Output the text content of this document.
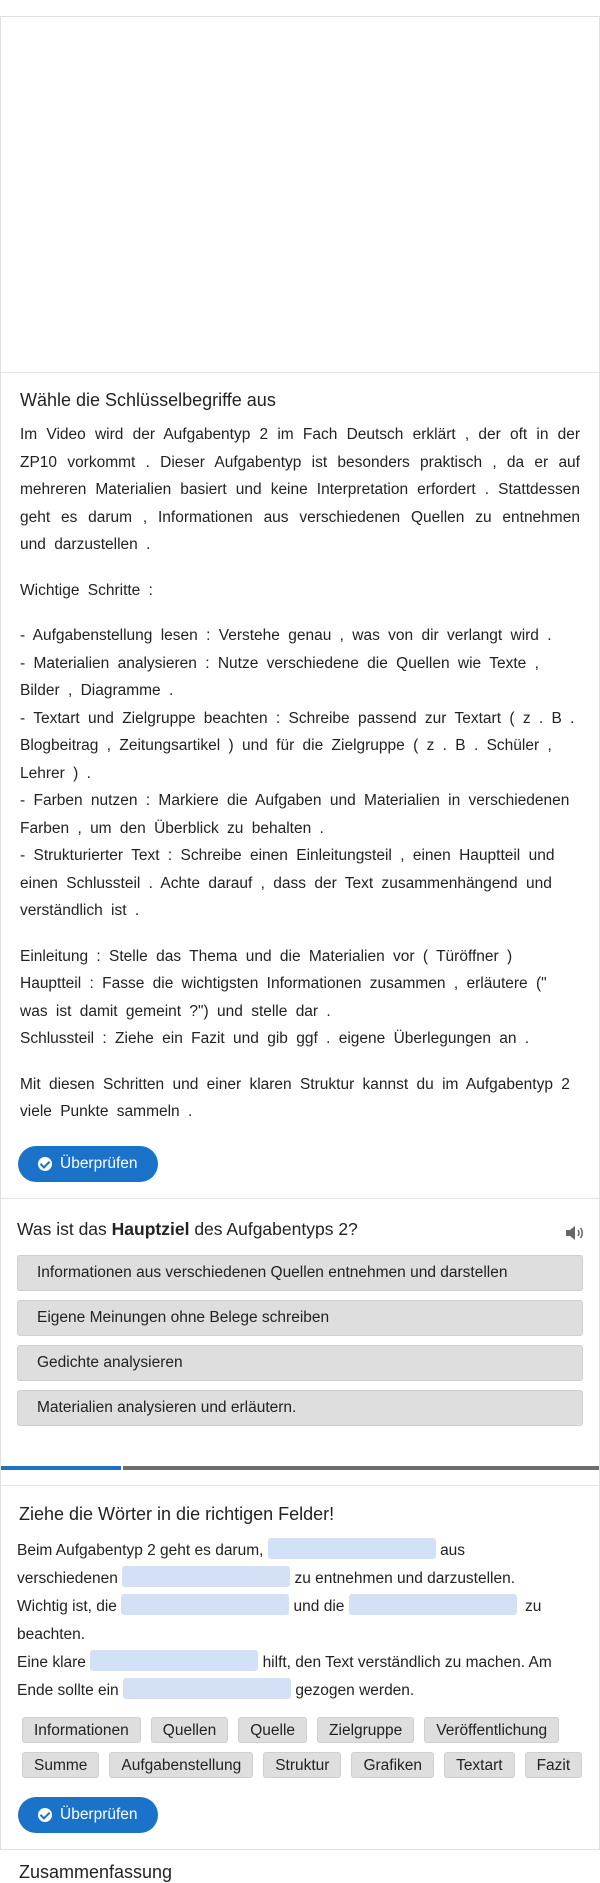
Wähle die Schlüsselbegriffe aus

Im Video wird der Aufgabentyp 2 im Fach Deutsch erklärt , der oft in der ZP10 vorkommt . Dieser Aufgabentyp ist besonders praktisch , da er auf mehreren Materialien basiert und keine Interpretation erfordert . Stattdessen geht es darum , Informationen aus verschiedenen Quellen zu entnehmen und darzustellen .

Wichtige Schritte :

- Aufgabenstellung lesen : Verstehe genau , was von dir verlangt wird .

- Materialien analysieren : Nutze verschiedene die Quellen wie Texte , Bilder , Diagramme .

- Textart und Zielgruppe beachten : Schreibe passend zur Textart ( z . B . Blogbeitrag , Zeitungsartikel ) und für die Zielgruppe ( z . B . Schüler , Lehrer ) .

- Farben nutzen : Markiere die Aufgaben und Materialien in verschiedenen Farben , um den Überblick zu behalten .

- Strukturierter Text : Schreibe einen Einleitungsteil , einen Hauptteil und einen Schlussteil . Achte darauf , dass der Text zusammenhängend und verständlich ist .

Einleitung : Stelle das Thema und die Materialien vor ( Türöffner )

Hauptteil : Fasse die wichtigsten Informationen zusammen , erläutere (" was ist damit gemeint ?") und stelle dar .

Schlussteil : Ziehe ein Fazit und gib ggf . eigene Überlegungen an .

Mit diesen Schritten und einer klaren Struktur kannst du im Aufgabentyp 2 viele Punkte sammeln .

Überprüfen
Was ist das Hauptziel des Aufgabentyps 2?
Informationen aus verschiedenen Quellen entnehmen und darstellen
Eigene Meinungen ohne Belege schreiben
Gedichte analysieren
Materialien analysieren und erläutern.
Ziehe die Wörter in die richtigen Felder!

Beim Aufgabentyp 2 geht es darum,	aus
verschiedenen	zu entnehmen und darzustellen.

Wichtig ist, die	und die	zu
beachten.

Eine klare	hilft, den Text verständlich zu machen. Am
Ende sollte ein	gezogen werden.

Informationen Quellen Quelle Zielgruppe Veröffentlichung
Summe Aufgabenstellung Struktur Grafiken Textart Fazit
Überprüfen
Zusammenfassung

───

Without the pictures, print the records in full, exactly as they appear.

Output the text content of this document.
Wähle die Schlüsselbegriffe aus

Im Video wird der Aufgabentyp 2 im Fach Deutsch erklärt , der oft in der ZP10 vorkommt . Dieser Aufgabentyp ist besonders praktisch , da er auf mehreren Materialien basiert und keine Interpretation erfordert . Stattdessen geht es darum , Informationen aus verschiedenen Quellen zu entnehmen und darzustellen .

Wichtige Schritte :

- Aufgabenstellung lesen : Verstehe genau , was von dir verlangt wird .

- Materialien analysieren : Nutze verschiedene die Quellen wie Texte , Bilder , Diagramme .

- Textart und Zielgruppe beachten : Schreibe passend zur Textart ( z . B . Blogbeitrag , Zeitungsartikel ) und für die Zielgruppe ( z . B . Schüler , Lehrer ) .

- Farben nutzen : Markiere die Aufgaben und Materialien in verschiedenen Farben , um den Überblick zu behalten .

- Strukturierter Text : Schreibe einen Einleitungsteil , einen Hauptteil und einen Schlussteil . Achte darauf , dass der Text zusammenhängend und verständlich ist .

Einleitung : Stelle das Thema und die Materialien vor ( Türöffner )

Hauptteil : Fasse die wichtigsten Informationen zusammen , erläutere (" was ist damit gemeint ?") und stelle dar .

Schlussteil : Ziehe ein Fazit und gib ggf . eigene Überlegungen an .

Mit diesen Schritten und einer klaren Struktur kannst du im Aufgabentyp 2 viele Punkte sammeln .

Überprüfen
Was ist das Hauptziel des Aufgabentyps 2?
Informationen aus verschiedenen Quellen entnehmen und darstellen
Eigene Meinungen ohne Belege schreiben
Gedichte analysieren
Materialien analysieren und erläutern.
Ziehe die Wörter in die richtigen Felder!

Beim Aufgabentyp 2 geht es darum,	aus
verschiedenen	zu entnehmen und darzustellen.

Wichtig ist, die	und die	zu
beachten.

Eine klare	hilft, den Text verständlich zu machen. Am
Ende sollte ein	gezogen werden.

Informationen Quellen Quelle Zielgruppe Veröffentlichung
Summe Aufgabenstellung Struktur Grafiken Textart Fazit
Überprüfen
Zusammenfassung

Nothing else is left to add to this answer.